**MATERIAL PROVIDED:**
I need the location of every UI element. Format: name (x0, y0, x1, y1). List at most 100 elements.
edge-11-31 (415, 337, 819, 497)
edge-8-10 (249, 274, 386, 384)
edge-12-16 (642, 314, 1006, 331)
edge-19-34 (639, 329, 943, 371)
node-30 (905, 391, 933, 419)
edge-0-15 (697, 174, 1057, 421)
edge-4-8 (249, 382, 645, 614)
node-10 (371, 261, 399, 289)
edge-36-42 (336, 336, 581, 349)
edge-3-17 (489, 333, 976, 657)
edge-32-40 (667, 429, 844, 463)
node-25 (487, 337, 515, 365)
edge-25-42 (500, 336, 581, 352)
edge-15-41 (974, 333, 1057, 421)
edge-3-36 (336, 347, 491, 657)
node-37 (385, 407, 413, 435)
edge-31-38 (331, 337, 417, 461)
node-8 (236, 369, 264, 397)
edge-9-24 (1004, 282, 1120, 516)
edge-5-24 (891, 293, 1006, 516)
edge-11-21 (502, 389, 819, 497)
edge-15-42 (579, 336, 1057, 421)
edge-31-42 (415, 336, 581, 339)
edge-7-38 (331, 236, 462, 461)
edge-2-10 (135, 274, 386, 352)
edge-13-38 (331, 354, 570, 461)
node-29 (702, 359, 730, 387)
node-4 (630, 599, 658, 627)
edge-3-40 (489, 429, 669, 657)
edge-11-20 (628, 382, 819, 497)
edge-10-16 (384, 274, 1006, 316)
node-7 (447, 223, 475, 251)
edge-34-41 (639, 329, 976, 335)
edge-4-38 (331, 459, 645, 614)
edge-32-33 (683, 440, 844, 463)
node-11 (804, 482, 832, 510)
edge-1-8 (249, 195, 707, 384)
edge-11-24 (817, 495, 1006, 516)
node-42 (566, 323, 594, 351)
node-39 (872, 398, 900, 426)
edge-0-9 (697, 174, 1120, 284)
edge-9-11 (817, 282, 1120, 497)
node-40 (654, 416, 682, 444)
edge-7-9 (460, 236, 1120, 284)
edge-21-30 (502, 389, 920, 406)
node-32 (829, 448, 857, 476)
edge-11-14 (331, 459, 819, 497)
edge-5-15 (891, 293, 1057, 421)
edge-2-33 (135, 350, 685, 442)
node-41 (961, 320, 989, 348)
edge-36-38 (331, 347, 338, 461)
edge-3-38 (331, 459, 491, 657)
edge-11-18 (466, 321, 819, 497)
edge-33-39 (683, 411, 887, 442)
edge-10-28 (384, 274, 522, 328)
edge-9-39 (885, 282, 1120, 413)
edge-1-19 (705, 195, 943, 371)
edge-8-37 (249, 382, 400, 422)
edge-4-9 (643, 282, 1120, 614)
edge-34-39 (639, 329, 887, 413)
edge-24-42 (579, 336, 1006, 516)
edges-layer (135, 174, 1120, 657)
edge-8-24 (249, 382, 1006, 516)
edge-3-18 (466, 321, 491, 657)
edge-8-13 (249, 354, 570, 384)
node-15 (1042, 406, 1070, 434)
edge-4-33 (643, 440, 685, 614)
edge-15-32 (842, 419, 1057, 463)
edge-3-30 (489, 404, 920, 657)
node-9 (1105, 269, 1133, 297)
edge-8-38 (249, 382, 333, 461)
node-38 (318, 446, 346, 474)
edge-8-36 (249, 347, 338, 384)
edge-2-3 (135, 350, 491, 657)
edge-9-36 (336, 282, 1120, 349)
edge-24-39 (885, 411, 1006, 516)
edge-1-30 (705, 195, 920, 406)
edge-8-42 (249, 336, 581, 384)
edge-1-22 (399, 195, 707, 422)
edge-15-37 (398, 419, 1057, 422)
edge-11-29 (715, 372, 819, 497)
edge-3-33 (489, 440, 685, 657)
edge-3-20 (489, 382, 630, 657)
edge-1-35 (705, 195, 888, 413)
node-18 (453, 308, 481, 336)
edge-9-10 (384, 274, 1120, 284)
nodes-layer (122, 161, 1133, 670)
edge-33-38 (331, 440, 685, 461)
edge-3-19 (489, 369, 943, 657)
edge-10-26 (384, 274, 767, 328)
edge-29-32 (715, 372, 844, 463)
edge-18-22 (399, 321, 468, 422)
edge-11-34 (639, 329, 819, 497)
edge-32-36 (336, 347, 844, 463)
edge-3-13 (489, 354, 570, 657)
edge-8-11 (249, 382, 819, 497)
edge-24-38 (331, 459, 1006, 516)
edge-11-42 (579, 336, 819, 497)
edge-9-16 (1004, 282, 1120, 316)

**GIVEN PROBLEM:** Return each line of the items above verbatim, in the same order, with nothing added or left out.

**WORKED SOLUTION:**
I need the location of every UI element. Format: name (x0, y0, x1, y1). List at most 100 elements.
edge-11-31 (415, 337, 819, 497)
edge-8-10 (249, 274, 386, 384)
edge-12-16 (642, 314, 1006, 331)
edge-19-34 (639, 329, 943, 371)
node-30 (905, 391, 933, 419)
edge-0-15 (697, 174, 1057, 421)
edge-4-8 (249, 382, 645, 614)
node-10 (371, 261, 399, 289)
edge-36-42 (336, 336, 581, 349)
edge-3-17 (489, 333, 976, 657)
edge-32-40 (667, 429, 844, 463)
node-25 (487, 337, 515, 365)
edge-25-42 (500, 336, 581, 352)
edge-15-41 (974, 333, 1057, 421)
edge-3-36 (336, 347, 491, 657)
node-37 (385, 407, 413, 435)
edge-31-38 (331, 337, 417, 461)
node-8 (236, 369, 264, 397)
edge-9-24 (1004, 282, 1120, 516)
edge-5-24 (891, 293, 1006, 516)
edge-11-21 (502, 389, 819, 497)
edge-15-42 (579, 336, 1057, 421)
edge-31-42 (415, 336, 581, 339)
edge-7-38 (331, 236, 462, 461)
edge-2-10 (135, 274, 386, 352)
edge-13-38 (331, 354, 570, 461)
node-29 (702, 359, 730, 387)
node-4 (630, 599, 658, 627)
edge-3-40 (489, 429, 669, 657)
edge-11-20 (628, 382, 819, 497)
edge-10-16 (384, 274, 1006, 316)
node-7 (447, 223, 475, 251)
edge-34-41 (639, 329, 976, 335)
edge-4-38 (331, 459, 645, 614)
edge-32-33 (683, 440, 844, 463)
node-11 (804, 482, 832, 510)
edge-1-8 (249, 195, 707, 384)
edge-11-24 (817, 495, 1006, 516)
node-42 (566, 323, 594, 351)
node-39 (872, 398, 900, 426)
edge-0-9 (697, 174, 1120, 284)
edge-9-11 (817, 282, 1120, 497)
node-40 (654, 416, 682, 444)
edge-7-9 (460, 236, 1120, 284)
edge-21-30 (502, 389, 920, 406)
node-32 (829, 448, 857, 476)
edge-11-14 (331, 459, 819, 497)
edge-5-15 (891, 293, 1057, 421)
edge-2-33 (135, 350, 685, 442)
node-41 (961, 320, 989, 348)
edge-36-38 (331, 347, 338, 461)
edge-3-38 (331, 459, 491, 657)
edge-11-18 (466, 321, 819, 497)
edge-33-39 (683, 411, 887, 442)
edge-10-28 (384, 274, 522, 328)
edge-9-39 (885, 282, 1120, 413)
edge-1-19 (705, 195, 943, 371)
edge-8-37 (249, 382, 400, 422)
edge-4-9 (643, 282, 1120, 614)
edge-34-39 (639, 329, 887, 413)
edge-24-42 (579, 336, 1006, 516)
edges-layer (135, 174, 1120, 657)
edge-8-24 (249, 382, 1006, 516)
edge-3-18 (466, 321, 491, 657)
edge-8-13 (249, 354, 570, 384)
node-15 (1042, 406, 1070, 434)
edge-4-33 (643, 440, 685, 614)
edge-15-32 (842, 419, 1057, 463)
edge-3-30 (489, 404, 920, 657)
node-9 (1105, 269, 1133, 297)
edge-8-38 (249, 382, 333, 461)
node-38 (318, 446, 346, 474)
edge-8-36 (249, 347, 338, 384)
edge-2-3 (135, 350, 491, 657)
edge-9-36 (336, 282, 1120, 349)
edge-24-39 (885, 411, 1006, 516)
edge-1-30 (705, 195, 920, 406)
edge-8-42 (249, 336, 581, 384)
edge-1-22 (399, 195, 707, 422)
edge-15-37 (398, 419, 1057, 422)
edge-11-29 (715, 372, 819, 497)
edge-3-33 (489, 440, 685, 657)
edge-3-20 (489, 382, 630, 657)
edge-1-35 (705, 195, 888, 413)
node-18 (453, 308, 481, 336)
edge-9-10 (384, 274, 1120, 284)
nodes-layer (122, 161, 1133, 670)
edge-33-38 (331, 440, 685, 461)
edge-3-19 (489, 369, 943, 657)
edge-10-26 (384, 274, 767, 328)
edge-29-32 (715, 372, 844, 463)
edge-18-22 (399, 321, 468, 422)
edge-11-34 (639, 329, 819, 497)
edge-32-36 (336, 347, 844, 463)
edge-3-13 (489, 354, 570, 657)
edge-8-11 (249, 382, 819, 497)
edge-24-38 (331, 459, 1006, 516)
edge-11-42 (579, 336, 819, 497)
edge-9-16 (1004, 282, 1120, 316)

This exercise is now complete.